Instruction |
Rewrite the rows below, replacing "WASHER" with "SHIM" everywhere it occurs and leaving everything else unchanged.
====
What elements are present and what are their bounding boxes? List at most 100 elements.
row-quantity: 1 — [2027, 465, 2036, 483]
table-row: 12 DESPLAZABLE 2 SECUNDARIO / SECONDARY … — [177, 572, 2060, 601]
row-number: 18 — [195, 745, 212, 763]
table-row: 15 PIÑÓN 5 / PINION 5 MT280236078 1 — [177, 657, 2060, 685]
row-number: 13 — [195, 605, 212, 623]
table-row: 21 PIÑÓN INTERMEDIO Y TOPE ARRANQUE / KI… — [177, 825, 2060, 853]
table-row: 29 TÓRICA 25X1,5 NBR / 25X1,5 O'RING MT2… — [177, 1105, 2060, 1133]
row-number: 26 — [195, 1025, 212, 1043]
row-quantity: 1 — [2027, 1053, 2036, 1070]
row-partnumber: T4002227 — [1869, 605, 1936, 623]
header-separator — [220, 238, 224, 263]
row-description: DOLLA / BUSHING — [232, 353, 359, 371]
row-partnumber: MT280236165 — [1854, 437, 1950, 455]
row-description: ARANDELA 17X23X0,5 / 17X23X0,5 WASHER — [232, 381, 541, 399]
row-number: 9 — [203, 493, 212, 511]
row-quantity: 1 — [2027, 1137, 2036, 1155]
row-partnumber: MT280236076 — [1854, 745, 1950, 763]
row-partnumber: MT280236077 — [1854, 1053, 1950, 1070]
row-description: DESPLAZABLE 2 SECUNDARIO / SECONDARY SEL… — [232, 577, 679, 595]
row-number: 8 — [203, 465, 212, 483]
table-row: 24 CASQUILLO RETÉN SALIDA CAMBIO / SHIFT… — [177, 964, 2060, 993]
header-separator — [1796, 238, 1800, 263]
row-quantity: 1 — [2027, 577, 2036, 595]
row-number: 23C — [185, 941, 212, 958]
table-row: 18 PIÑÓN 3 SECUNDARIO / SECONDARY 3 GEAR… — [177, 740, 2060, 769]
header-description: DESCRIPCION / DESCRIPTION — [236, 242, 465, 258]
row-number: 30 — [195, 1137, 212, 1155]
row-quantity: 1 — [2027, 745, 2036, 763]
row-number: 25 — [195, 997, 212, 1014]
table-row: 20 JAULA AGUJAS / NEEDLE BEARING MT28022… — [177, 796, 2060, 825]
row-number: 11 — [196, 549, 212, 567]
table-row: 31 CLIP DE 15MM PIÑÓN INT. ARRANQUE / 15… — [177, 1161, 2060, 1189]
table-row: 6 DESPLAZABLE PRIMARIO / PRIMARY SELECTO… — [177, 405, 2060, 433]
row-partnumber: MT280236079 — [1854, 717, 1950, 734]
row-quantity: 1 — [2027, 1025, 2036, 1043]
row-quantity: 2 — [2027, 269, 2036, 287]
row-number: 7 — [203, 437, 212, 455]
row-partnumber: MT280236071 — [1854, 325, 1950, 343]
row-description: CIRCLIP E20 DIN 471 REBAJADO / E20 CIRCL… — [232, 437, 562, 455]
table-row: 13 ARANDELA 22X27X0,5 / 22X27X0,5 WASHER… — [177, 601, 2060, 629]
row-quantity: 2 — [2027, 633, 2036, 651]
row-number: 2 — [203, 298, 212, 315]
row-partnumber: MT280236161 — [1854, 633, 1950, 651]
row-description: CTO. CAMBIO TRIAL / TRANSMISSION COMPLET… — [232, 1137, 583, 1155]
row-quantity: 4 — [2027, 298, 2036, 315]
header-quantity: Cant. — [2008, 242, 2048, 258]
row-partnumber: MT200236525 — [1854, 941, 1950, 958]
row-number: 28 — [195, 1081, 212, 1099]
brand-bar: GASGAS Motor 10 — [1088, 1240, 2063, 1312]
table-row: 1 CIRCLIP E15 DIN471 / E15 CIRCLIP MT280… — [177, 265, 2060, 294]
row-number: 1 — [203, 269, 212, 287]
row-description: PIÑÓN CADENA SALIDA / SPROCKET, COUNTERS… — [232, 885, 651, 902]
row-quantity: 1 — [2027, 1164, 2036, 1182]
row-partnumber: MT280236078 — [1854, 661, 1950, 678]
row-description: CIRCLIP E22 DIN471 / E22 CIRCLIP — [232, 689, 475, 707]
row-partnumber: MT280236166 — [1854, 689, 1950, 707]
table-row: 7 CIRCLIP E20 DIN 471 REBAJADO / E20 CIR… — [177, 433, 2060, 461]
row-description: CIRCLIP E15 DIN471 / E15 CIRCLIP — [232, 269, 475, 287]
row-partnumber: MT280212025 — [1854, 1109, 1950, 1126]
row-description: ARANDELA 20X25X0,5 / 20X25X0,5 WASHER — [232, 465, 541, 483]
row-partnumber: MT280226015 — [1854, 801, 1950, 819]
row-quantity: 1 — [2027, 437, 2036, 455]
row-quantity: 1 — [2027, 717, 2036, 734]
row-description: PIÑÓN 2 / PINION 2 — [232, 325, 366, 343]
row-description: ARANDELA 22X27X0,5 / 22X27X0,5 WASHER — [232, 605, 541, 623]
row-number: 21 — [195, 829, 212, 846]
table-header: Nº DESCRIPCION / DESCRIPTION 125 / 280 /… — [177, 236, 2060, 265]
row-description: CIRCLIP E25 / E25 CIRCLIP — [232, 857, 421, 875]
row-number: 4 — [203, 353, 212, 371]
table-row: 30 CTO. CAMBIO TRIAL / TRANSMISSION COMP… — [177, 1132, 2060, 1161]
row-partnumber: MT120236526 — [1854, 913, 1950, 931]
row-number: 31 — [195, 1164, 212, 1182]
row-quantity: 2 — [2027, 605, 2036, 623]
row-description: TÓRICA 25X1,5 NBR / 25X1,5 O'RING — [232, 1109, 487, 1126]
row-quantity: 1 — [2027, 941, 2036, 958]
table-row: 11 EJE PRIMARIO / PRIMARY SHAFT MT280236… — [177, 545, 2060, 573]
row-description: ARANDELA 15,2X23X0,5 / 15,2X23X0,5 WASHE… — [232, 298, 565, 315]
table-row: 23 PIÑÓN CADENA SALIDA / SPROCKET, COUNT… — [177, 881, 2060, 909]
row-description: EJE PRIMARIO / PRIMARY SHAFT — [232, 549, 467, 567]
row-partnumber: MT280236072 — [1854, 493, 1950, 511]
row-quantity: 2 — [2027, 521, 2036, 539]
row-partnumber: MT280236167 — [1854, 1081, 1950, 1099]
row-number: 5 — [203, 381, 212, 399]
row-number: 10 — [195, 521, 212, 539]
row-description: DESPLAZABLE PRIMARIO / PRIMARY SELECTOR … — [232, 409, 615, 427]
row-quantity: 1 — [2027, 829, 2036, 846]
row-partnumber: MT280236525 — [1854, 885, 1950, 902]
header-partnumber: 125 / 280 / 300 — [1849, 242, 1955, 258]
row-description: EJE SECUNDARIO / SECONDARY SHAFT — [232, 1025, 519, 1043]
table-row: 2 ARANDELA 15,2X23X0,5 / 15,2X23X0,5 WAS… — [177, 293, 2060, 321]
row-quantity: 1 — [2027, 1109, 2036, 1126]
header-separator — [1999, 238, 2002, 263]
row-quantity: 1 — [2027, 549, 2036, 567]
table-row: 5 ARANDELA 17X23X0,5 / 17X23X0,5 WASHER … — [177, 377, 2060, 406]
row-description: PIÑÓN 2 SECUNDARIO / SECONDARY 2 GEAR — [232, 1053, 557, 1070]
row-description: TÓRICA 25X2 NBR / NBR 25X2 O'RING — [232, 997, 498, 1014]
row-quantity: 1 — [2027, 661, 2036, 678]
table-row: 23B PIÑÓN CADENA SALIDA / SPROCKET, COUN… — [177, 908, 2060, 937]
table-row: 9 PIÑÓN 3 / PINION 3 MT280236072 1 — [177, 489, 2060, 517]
====
Output of the task |
What elements are present and what are their bounding boxes? List at most 100 elements.
row-quantity: 1 — [2027, 465, 2036, 483]
table-row: 12 DESPLAZABLE 2 SECUNDARIO / SECONDARY … — [177, 572, 2060, 601]
row-number: 18 — [195, 745, 212, 763]
table-row: 15 PIÑÓN 5 / PINION 5 MT280236078 1 — [177, 657, 2060, 685]
row-number: 13 — [195, 605, 212, 623]
table-row: 21 PIÑÓN INTERMEDIO Y TOPE ARRANQUE / KI… — [177, 825, 2060, 853]
table-row: 29 TÓRICA 25X1,5 NBR / 25X1,5 O'RING MT2… — [177, 1105, 2060, 1133]
row-number: 26 — [195, 1025, 212, 1043]
row-quantity: 1 — [2027, 1053, 2036, 1070]
row-partnumber: T4002227 — [1869, 605, 1936, 623]
header-separator — [220, 238, 224, 263]
row-description: DOLLA / BUSHING — [232, 353, 359, 371]
row-partnumber: MT280236165 — [1854, 437, 1950, 455]
row-description: ARANDELA 17X23X0,5 / 17X23X0,5 SHIM — [232, 381, 541, 399]
row-number: 9 — [203, 493, 212, 511]
row-quantity: 1 — [2027, 1137, 2036, 1155]
row-partnumber: MT280236076 — [1854, 745, 1950, 763]
row-partnumber: MT280236077 — [1854, 1053, 1950, 1070]
row-description: DESPLAZABLE 2 SECUNDARIO / SECONDARY SEL… — [232, 577, 679, 595]
row-number: 8 — [203, 465, 212, 483]
table-row: 24 CASQUILLO RETÉN SALIDA CAMBIO / SHIFT… — [177, 964, 2060, 993]
header-separator — [1796, 238, 1800, 263]
row-quantity: 1 — [2027, 577, 2036, 595]
row-number: 23C — [185, 941, 212, 958]
table-row: 18 PIÑÓN 3 SECUNDARIO / SECONDARY 3 GEAR… — [177, 740, 2060, 769]
header-description: DESCRIPCION / DESCRIPTION — [236, 242, 465, 258]
row-number: 30 — [195, 1137, 212, 1155]
row-quantity: 1 — [2027, 745, 2036, 763]
row-number: 25 — [195, 997, 212, 1014]
table-row: 20 JAULA AGUJAS / NEEDLE BEARING MT28022… — [177, 796, 2060, 825]
row-number: 11 — [196, 549, 212, 567]
table-row: 31 CLIP DE 15MM PIÑÓN INT. ARRANQUE / 15… — [177, 1161, 2060, 1189]
table-row: 6 DESPLAZABLE PRIMARIO / PRIMARY SELECTO… — [177, 405, 2060, 433]
row-partnumber: MT280236079 — [1854, 717, 1950, 734]
row-quantity: 1 — [2027, 1025, 2036, 1043]
row-quantity: 2 — [2027, 269, 2036, 287]
row-number: 7 — [203, 437, 212, 455]
row-partnumber: MT280236071 — [1854, 325, 1950, 343]
row-description: CIRCLIP E20 DIN 471 REBAJADO / E20 CIRCL… — [232, 437, 562, 455]
table-row: 13 ARANDELA 22X27X0,5 / 22X27X0,5 SHIM… — [177, 601, 2060, 629]
row-quantity: 2 — [2027, 633, 2036, 651]
row-number: 2 — [203, 298, 212, 315]
row-partnumber: MT280236161 — [1854, 633, 1950, 651]
row-description: CTO. CAMBIO TRIAL / TRANSMISSION COMPLET… — [232, 1137, 583, 1155]
row-quantity: 4 — [2027, 298, 2036, 315]
header-quantity: Cant. — [2008, 242, 2048, 258]
row-partnumber: MT200236525 — [1854, 941, 1950, 958]
row-number: 28 — [195, 1081, 212, 1099]
brand-bar: GASGAS Motor 10 — [1088, 1240, 2063, 1312]
table-row: 1 CIRCLIP E15 DIN471 / E15 CIRCLIP MT280… — [177, 265, 2060, 294]
row-number: 1 — [203, 269, 212, 287]
row-description: PIÑÓN CADENA SALIDA / SPROCKET, COUNTERS… — [232, 885, 651, 902]
row-quantity: 1 — [2027, 1164, 2036, 1182]
row-partnumber: MT280236078 — [1854, 661, 1950, 678]
row-description: CIRCLIP E22 DIN471 / E22 CIRCLIP — [232, 689, 475, 707]
row-partnumber: MT280236166 — [1854, 689, 1950, 707]
table-row: 7 CIRCLIP E20 DIN 471 REBAJADO / E20 CIR… — [177, 433, 2060, 461]
row-description: CIRCLIP E15 DIN471 / E15 CIRCLIP — [232, 269, 475, 287]
row-partnumber: MT280212025 — [1854, 1109, 1950, 1126]
row-description: ARANDELA 20X25X0,5 / 20X25X0,5 SHIM — [232, 465, 541, 483]
row-partnumber: MT280226015 — [1854, 801, 1950, 819]
row-quantity: 1 — [2027, 437, 2036, 455]
row-quantity: 1 — [2027, 717, 2036, 734]
row-description: PIÑÓN 2 / PINION 2 — [232, 325, 366, 343]
row-description: ARANDELA 22X27X0,5 / 22X27X0,5 SHIM — [232, 605, 541, 623]
row-number: 21 — [195, 829, 212, 846]
table-header: Nº DESCRIPCION / DESCRIPTION 125 / 280 /… — [177, 236, 2060, 265]
row-description: CIRCLIP E25 / E25 CIRCLIP — [232, 857, 421, 875]
row-number: 4 — [203, 353, 212, 371]
table-row: 30 CTO. CAMBIO TRIAL / TRANSMISSION COMP… — [177, 1132, 2060, 1161]
row-partnumber: MT120236526 — [1854, 913, 1950, 931]
row-number: 31 — [195, 1164, 212, 1182]
row-quantity: 2 — [2027, 605, 2036, 623]
row-description: TÓRICA 25X1,5 NBR / 25X1,5 O'RING — [232, 1109, 487, 1126]
row-quantity: 1 — [2027, 941, 2036, 958]
table-row: 11 EJE PRIMARIO / PRIMARY SHAFT MT280236… — [177, 545, 2060, 573]
row-description: ARANDELA 15,2X23X0,5 / 15,2X23X0,5 WASHE… — [232, 298, 565, 315]
table-row: 23 PIÑÓN CADENA SALIDA / SPROCKET, COUNT… — [177, 881, 2060, 909]
row-description: EJE PRIMARIO / PRIMARY SHAFT — [232, 549, 467, 567]
row-partnumber: MT280236072 — [1854, 493, 1950, 511]
row-quantity: 2 — [2027, 521, 2036, 539]
row-partnumber: MT280236167 — [1854, 1081, 1950, 1099]
row-number: 5 — [203, 381, 212, 399]
row-number: 10 — [195, 521, 212, 539]
row-description: DESPLAZABLE PRIMARIO / PRIMARY SELECTOR … — [232, 409, 615, 427]
row-quantity: 1 — [2027, 829, 2036, 846]
row-partnumber: MT280236525 — [1854, 885, 1950, 902]
header-partnumber: 125 / 280 / 300 — [1849, 242, 1955, 258]
row-description: EJE SECUNDARIO / SECONDARY SHAFT — [232, 1025, 519, 1043]
table-row: 2 ARANDELA 15,2X23X0,5 / 15,2X23X0,5 WAS… — [177, 293, 2060, 321]
row-quantity: 1 — [2027, 1109, 2036, 1126]
header-separator — [1999, 238, 2002, 263]
row-quantity: 1 — [2027, 549, 2036, 567]
table-row: 5 ARANDELA 17X23X0,5 / 17X23X0,5 SHIM … — [177, 377, 2060, 406]
row-description: PIÑÓN 2 SECUNDARIO / SECONDARY 2 GEAR — [232, 1053, 557, 1070]
row-description: TÓRICA 25X2 NBR / NBR 25X2 O'RING — [232, 997, 498, 1014]
row-quantity: 1 — [2027, 661, 2036, 678]
table-row: 23B PIÑÓN CADENA SALIDA / SPROCKET, COUN… — [177, 908, 2060, 937]
table-row: 9 PIÑÓN 3 / PINION 3 MT280236072 1 — [177, 489, 2060, 517]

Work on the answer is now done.